## WRITTEN REQUEST
Only lines holding the word "datetime" should be copied from the material.

* * * * *

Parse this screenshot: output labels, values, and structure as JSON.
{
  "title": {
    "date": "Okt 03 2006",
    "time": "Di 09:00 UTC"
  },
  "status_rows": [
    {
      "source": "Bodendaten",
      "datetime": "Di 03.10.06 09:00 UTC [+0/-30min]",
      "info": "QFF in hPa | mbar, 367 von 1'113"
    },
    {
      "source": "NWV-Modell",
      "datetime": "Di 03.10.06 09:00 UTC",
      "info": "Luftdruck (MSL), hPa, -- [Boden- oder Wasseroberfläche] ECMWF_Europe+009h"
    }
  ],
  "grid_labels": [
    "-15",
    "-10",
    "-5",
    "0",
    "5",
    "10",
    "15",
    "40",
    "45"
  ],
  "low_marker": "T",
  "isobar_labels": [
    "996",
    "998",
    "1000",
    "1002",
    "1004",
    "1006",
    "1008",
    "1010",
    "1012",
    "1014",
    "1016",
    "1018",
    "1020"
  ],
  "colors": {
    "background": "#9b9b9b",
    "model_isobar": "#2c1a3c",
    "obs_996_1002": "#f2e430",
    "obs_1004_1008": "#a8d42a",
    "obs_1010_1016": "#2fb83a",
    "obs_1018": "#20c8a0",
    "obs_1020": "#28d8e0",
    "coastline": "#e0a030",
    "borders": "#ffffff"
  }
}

* * * * *

## FINAL RESULT
      "datetime": "Di 03.10.06 09:00 UTC [+0/-30min]",
      "datetime": "Di 03.10.06 09:00 UTC",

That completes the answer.